Stored data entries:
|---|

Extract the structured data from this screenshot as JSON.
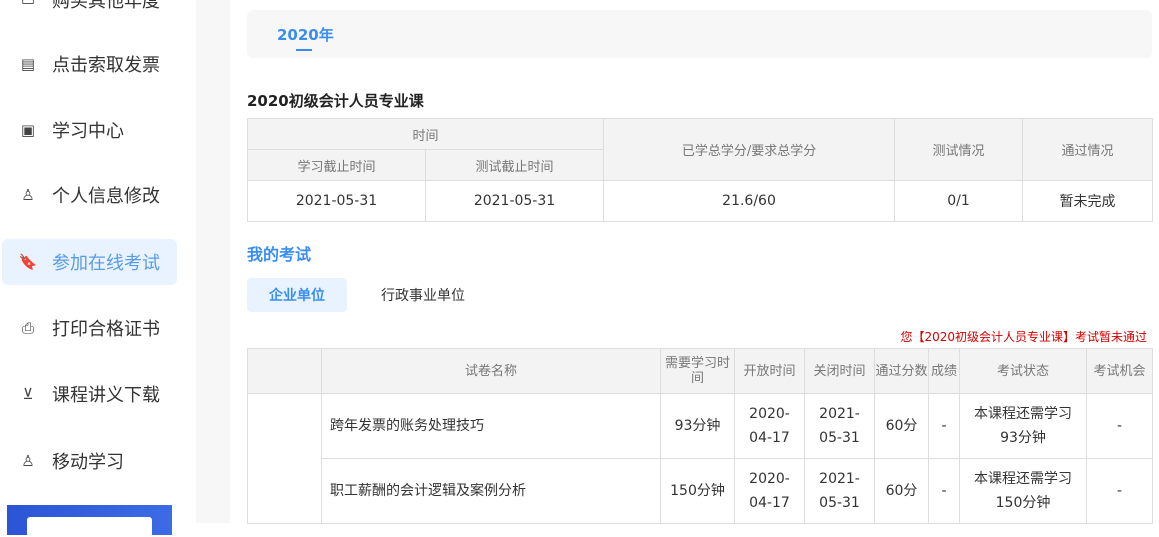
{
  "sidebar": {
    "items": [
      {
        "label": "购买其他年度",
        "icon": "card-icon"
      },
      {
        "label": "点击索取发票",
        "icon": "invoice-icon"
      },
      {
        "label": "学习中心",
        "icon": "monitor-icon"
      },
      {
        "label": "个人信息修改",
        "icon": "user-icon"
      },
      {
        "label": "参加在线考试",
        "icon": "bookmark-icon",
        "active": true
      },
      {
        "label": "打印合格证书",
        "icon": "printer-icon"
      },
      {
        "label": "课程讲义下载",
        "icon": "download-icon"
      },
      {
        "label": "移动学习",
        "icon": "user-icon"
      }
    ]
  },
  "year_tab": "2020年",
  "course": {
    "title": "2020初级会计人员专业课",
    "headers": {
      "time": "时间",
      "study_deadline": "学习截止时间",
      "test_deadline": "测试截止时间",
      "credits": "已学总学分/要求总学分",
      "test": "测试情况",
      "pass": "通过情况"
    },
    "row": {
      "study_deadline": "2021-05-31",
      "test_deadline": "2021-05-31",
      "credits": "21.6/60",
      "test": "0/1",
      "pass": "暂未完成"
    }
  },
  "my_exam": {
    "title": "我的考试",
    "tabs": [
      "企业单位",
      "行政事业单位"
    ],
    "notice": "您【2020初级会计人员专业课】考试暂未通过",
    "headers": [
      "试卷名称",
      "需要学习时间",
      "开放时间",
      "关闭时间",
      "通过分数",
      "成绩",
      "考试状态",
      "考试机会"
    ],
    "rows": [
      {
        "name": "跨年发票的账务处理技巧",
        "study": "93分钟",
        "open1": "2020-",
        "open2": "04-17",
        "close1": "2021-",
        "close2": "05-31",
        "pass": "60分",
        "score": "-",
        "status1": "本课程还需学习",
        "status2": "93分钟",
        "chance": "-"
      },
      {
        "name": "职工薪酬的会计逻辑及案例分析",
        "study": "150分钟",
        "open1": "2020-",
        "open2": "04-17",
        "close1": "2021-",
        "close2": "05-31",
        "pass": "60分",
        "score": "-",
        "status1": "本课程还需学习",
        "status2": "150分钟",
        "chance": "-"
      }
    ]
  }
}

|---|

- Set task: Quote every line of the records above exactly; no picture is to be copied.

- Correct result:
Extract the structured data from this screenshot as JSON.
{
  "sidebar": {
    "items": [
      {
        "label": "购买其他年度",
        "icon": "card-icon"
      },
      {
        "label": "点击索取发票",
        "icon": "invoice-icon"
      },
      {
        "label": "学习中心",
        "icon": "monitor-icon"
      },
      {
        "label": "个人信息修改",
        "icon": "user-icon"
      },
      {
        "label": "参加在线考试",
        "icon": "bookmark-icon",
        "active": true
      },
      {
        "label": "打印合格证书",
        "icon": "printer-icon"
      },
      {
        "label": "课程讲义下载",
        "icon": "download-icon"
      },
      {
        "label": "移动学习",
        "icon": "user-icon"
      }
    ]
  },
  "year_tab": "2020年",
  "course": {
    "title": "2020初级会计人员专业课",
    "headers": {
      "time": "时间",
      "study_deadline": "学习截止时间",
      "test_deadline": "测试截止时间",
      "credits": "已学总学分/要求总学分",
      "test": "测试情况",
      "pass": "通过情况"
    },
    "row": {
      "study_deadline": "2021-05-31",
      "test_deadline": "2021-05-31",
      "credits": "21.6/60",
      "test": "0/1",
      "pass": "暂未完成"
    }
  },
  "my_exam": {
    "title": "我的考试",
    "tabs": [
      "企业单位",
      "行政事业单位"
    ],
    "notice": "您【2020初级会计人员专业课】考试暂未通过",
    "headers": [
      "试卷名称",
      "需要学习时间",
      "开放时间",
      "关闭时间",
      "通过分数",
      "成绩",
      "考试状态",
      "考试机会"
    ],
    "rows": [
      {
        "name": "跨年发票的账务处理技巧",
        "study": "93分钟",
        "open1": "2020-",
        "open2": "04-17",
        "close1": "2021-",
        "close2": "05-31",
        "pass": "60分",
        "score": "-",
        "status1": "本课程还需学习",
        "status2": "93分钟",
        "chance": "-"
      },
      {
        "name": "职工薪酬的会计逻辑及案例分析",
        "study": "150分钟",
        "open1": "2020-",
        "open2": "04-17",
        "close1": "2021-",
        "close2": "05-31",
        "pass": "60分",
        "score": "-",
        "status1": "本课程还需学习",
        "status2": "150分钟",
        "chance": "-"
      }
    ]
  }
}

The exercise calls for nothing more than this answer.